- ЗАДАНИЕ
Обновите приведённые ниже строки: замените «divider» на «separator», а всё остальное оставьте без изменений.

(Записи набора данных)

# # # # # # #

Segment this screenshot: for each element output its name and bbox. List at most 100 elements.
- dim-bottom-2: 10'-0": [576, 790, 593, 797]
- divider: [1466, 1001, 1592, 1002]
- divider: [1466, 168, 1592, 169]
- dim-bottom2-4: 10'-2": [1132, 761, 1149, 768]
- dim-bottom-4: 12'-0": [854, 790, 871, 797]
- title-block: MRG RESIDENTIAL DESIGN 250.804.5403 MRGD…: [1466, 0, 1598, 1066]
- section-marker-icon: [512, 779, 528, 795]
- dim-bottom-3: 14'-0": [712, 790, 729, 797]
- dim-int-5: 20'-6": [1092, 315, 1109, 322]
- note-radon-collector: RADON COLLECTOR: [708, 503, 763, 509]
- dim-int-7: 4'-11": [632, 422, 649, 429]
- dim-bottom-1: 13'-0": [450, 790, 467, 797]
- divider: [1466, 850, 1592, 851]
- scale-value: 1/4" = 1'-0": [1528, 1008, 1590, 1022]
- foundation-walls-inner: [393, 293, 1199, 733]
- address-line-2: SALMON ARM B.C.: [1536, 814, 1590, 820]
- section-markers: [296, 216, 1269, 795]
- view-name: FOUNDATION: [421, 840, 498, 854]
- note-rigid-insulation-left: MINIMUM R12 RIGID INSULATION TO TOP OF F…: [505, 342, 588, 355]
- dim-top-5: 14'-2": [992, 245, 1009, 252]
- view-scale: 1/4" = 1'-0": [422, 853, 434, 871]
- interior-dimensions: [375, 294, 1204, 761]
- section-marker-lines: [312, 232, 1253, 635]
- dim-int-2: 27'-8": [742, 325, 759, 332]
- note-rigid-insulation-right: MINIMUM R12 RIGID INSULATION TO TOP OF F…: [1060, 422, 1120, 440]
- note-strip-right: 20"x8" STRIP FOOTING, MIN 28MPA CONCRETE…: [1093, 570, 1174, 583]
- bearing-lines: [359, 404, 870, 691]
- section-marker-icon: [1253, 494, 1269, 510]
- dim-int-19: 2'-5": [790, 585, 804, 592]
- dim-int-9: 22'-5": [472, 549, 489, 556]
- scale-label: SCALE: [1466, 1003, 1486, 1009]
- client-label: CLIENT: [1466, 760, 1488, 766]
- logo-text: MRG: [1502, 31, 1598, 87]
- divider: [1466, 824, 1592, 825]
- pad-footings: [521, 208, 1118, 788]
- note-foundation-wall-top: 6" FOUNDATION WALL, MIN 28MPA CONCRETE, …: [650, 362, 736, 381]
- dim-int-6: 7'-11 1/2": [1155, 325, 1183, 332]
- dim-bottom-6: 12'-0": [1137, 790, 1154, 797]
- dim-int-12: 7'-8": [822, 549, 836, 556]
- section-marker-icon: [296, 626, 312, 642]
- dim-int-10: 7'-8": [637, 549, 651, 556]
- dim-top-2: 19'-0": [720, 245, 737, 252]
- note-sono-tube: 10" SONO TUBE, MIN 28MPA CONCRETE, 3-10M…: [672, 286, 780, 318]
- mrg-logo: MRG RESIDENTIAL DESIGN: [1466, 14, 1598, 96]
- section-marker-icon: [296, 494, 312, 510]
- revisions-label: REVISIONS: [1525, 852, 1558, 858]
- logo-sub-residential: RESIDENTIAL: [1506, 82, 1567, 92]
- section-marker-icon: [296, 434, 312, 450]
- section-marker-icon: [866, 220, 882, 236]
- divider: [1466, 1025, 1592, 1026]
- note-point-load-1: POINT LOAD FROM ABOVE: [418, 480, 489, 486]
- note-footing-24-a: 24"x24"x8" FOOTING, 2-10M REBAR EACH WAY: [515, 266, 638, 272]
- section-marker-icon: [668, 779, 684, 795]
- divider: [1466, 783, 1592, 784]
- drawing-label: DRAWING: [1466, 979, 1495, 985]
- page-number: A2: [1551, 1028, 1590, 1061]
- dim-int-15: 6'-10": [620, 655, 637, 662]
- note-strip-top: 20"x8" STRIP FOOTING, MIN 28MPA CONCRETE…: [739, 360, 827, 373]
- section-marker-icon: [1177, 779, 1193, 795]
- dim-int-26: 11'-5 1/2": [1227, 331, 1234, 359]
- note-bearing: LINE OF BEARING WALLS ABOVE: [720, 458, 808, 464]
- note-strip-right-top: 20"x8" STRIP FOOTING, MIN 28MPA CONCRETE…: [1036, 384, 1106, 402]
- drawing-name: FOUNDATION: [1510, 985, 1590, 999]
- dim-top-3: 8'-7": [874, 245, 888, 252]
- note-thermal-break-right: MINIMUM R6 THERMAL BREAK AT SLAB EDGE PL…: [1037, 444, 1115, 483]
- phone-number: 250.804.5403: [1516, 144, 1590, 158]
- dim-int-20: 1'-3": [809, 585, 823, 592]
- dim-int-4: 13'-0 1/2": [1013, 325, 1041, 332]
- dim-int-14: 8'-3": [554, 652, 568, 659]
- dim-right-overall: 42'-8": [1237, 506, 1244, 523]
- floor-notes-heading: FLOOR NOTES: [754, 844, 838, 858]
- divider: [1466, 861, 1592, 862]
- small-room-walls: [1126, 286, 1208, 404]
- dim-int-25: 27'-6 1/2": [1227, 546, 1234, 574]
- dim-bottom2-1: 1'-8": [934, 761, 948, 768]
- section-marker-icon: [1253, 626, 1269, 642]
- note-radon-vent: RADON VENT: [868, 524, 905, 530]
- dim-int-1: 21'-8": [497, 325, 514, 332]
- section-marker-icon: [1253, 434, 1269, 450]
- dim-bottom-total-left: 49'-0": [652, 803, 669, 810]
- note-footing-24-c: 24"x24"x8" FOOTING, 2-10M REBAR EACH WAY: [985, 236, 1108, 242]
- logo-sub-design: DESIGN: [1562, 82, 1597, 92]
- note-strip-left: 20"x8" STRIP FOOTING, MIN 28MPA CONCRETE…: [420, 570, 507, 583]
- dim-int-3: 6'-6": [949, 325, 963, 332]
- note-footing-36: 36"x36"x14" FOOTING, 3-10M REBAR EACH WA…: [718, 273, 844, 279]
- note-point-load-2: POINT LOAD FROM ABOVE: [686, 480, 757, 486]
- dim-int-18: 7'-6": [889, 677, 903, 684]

# # # # # # #

- РЕЗУЛЬТАТ
Segment this screenshot: for each element output its name and bbox. List at most 100 elements.
- dim-bottom-2: 10'-0": [576, 790, 593, 797]
- separator: [1466, 1001, 1592, 1002]
- separator: [1466, 168, 1592, 169]
- dim-bottom2-4: 10'-2": [1132, 761, 1149, 768]
- dim-bottom-4: 12'-0": [854, 790, 871, 797]
- title-block: MRG RESIDENTIAL DESIGN 250.804.5403 MRGD…: [1466, 0, 1598, 1066]
- section-marker-icon: [512, 779, 528, 795]
- dim-bottom-3: 14'-0": [712, 790, 729, 797]
- dim-int-5: 20'-6": [1092, 315, 1109, 322]
- note-radon-collector: RADON COLLECTOR: [708, 503, 763, 509]
- dim-int-7: 4'-11": [632, 422, 649, 429]
- dim-bottom-1: 13'-0": [450, 790, 467, 797]
- separator: [1466, 850, 1592, 851]
- scale-value: 1/4" = 1'-0": [1528, 1008, 1590, 1022]
- foundation-walls-inner: [393, 293, 1199, 733]
- address-line-2: SALMON ARM B.C.: [1536, 814, 1590, 820]
- section-markers: [296, 216, 1269, 795]
- view-name: FOUNDATION: [421, 840, 498, 854]
- note-rigid-insulation-left: MINIMUM R12 RIGID INSULATION TO TOP OF F…: [505, 342, 588, 355]
- dim-top-5: 14'-2": [992, 245, 1009, 252]
- view-scale: 1/4" = 1'-0": [422, 853, 434, 871]
- interior-dimensions: [375, 294, 1204, 761]
- section-marker-lines: [312, 232, 1253, 635]
- dim-int-2: 27'-8": [742, 325, 759, 332]
- note-rigid-insulation-right: MINIMUM R12 RIGID INSULATION TO TOP OF F…: [1060, 422, 1120, 440]
- note-strip-right: 20"x8" STRIP FOOTING, MIN 28MPA CONCRETE…: [1093, 570, 1174, 583]
- bearing-lines: [359, 404, 870, 691]
- section-marker-icon: [1253, 494, 1269, 510]
- dim-int-19: 2'-5": [790, 585, 804, 592]
- dim-int-9: 22'-5": [472, 549, 489, 556]
- scale-label: SCALE: [1466, 1003, 1486, 1009]
- client-label: CLIENT: [1466, 760, 1488, 766]
- logo-text: MRG: [1502, 31, 1598, 87]
- separator: [1466, 824, 1592, 825]
- pad-footings: [521, 208, 1118, 788]
- note-foundation-wall-top: 6" FOUNDATION WALL, MIN 28MPA CONCRETE, …: [650, 362, 736, 381]
- dim-int-6: 7'-11 1/2": [1155, 325, 1183, 332]
- dim-bottom-6: 12'-0": [1137, 790, 1154, 797]
- dim-int-12: 7'-8": [822, 549, 836, 556]
- section-marker-icon: [296, 626, 312, 642]
- dim-int-10: 7'-8": [637, 549, 651, 556]
- dim-top-2: 19'-0": [720, 245, 737, 252]
- note-sono-tube: 10" SONO TUBE, MIN 28MPA CONCRETE, 3-10M…: [672, 286, 780, 318]
- mrg-logo: MRG RESIDENTIAL DESIGN: [1466, 14, 1598, 96]
- section-marker-icon: [296, 494, 312, 510]
- revisions-label: REVISIONS: [1525, 852, 1558, 858]
- logo-sub-residential: RESIDENTIAL: [1506, 82, 1567, 92]
- section-marker-icon: [296, 434, 312, 450]
- section-marker-icon: [866, 220, 882, 236]
- separator: [1466, 1025, 1592, 1026]
- note-point-load-1: POINT LOAD FROM ABOVE: [418, 480, 489, 486]
- note-footing-24-a: 24"x24"x8" FOOTING, 2-10M REBAR EACH WAY: [515, 266, 638, 272]
- section-marker-icon: [668, 779, 684, 795]
- separator: [1466, 783, 1592, 784]
- drawing-label: DRAWING: [1466, 979, 1495, 985]
- page-number: A2: [1551, 1028, 1590, 1061]
- dim-int-15: 6'-10": [620, 655, 637, 662]
- note-strip-top: 20"x8" STRIP FOOTING, MIN 28MPA CONCRETE…: [739, 360, 827, 373]
- section-marker-icon: [1177, 779, 1193, 795]
- dim-int-26: 11'-5 1/2": [1227, 331, 1234, 359]
- note-bearing: LINE OF BEARING WALLS ABOVE: [720, 458, 808, 464]
- note-strip-right-top: 20"x8" STRIP FOOTING, MIN 28MPA CONCRETE…: [1036, 384, 1106, 402]
- drawing-name: FOUNDATION: [1510, 985, 1590, 999]
- dim-top-3: 8'-7": [874, 245, 888, 252]
- note-thermal-break-right: MINIMUM R6 THERMAL BREAK AT SLAB EDGE PL…: [1037, 444, 1115, 483]
- phone-number: 250.804.5403: [1516, 144, 1590, 158]
- dim-int-20: 1'-3": [809, 585, 823, 592]
- dim-int-4: 13'-0 1/2": [1013, 325, 1041, 332]
- dim-int-14: 8'-3": [554, 652, 568, 659]
- dim-right-overall: 42'-8": [1237, 506, 1244, 523]
- floor-notes-heading: FLOOR NOTES: [754, 844, 838, 858]
- separator: [1466, 861, 1592, 862]
- small-room-walls: [1126, 286, 1208, 404]
- dim-int-25: 27'-6 1/2": [1227, 546, 1234, 574]
- dim-bottom2-1: 1'-8": [934, 761, 948, 768]
- section-marker-icon: [1253, 626, 1269, 642]
- note-radon-vent: RADON VENT: [868, 524, 905, 530]
- dim-int-1: 21'-8": [497, 325, 514, 332]
- section-marker-icon: [1253, 434, 1269, 450]
- dim-bottom-total-left: 49'-0": [652, 803, 669, 810]
- note-footing-24-c: 24"x24"x8" FOOTING, 2-10M REBAR EACH WAY: [985, 236, 1108, 242]
- logo-sub-design: DESIGN: [1562, 82, 1597, 92]
- note-strip-left: 20"x8" STRIP FOOTING, MIN 28MPA CONCRETE…: [420, 570, 507, 583]
- dim-int-3: 6'-6": [949, 325, 963, 332]
- note-footing-36: 36"x36"x14" FOOTING, 3-10M REBAR EACH WA…: [718, 273, 844, 279]
- note-point-load-2: POINT LOAD FROM ABOVE: [686, 480, 757, 486]
- dim-int-18: 7'-6": [889, 677, 903, 684]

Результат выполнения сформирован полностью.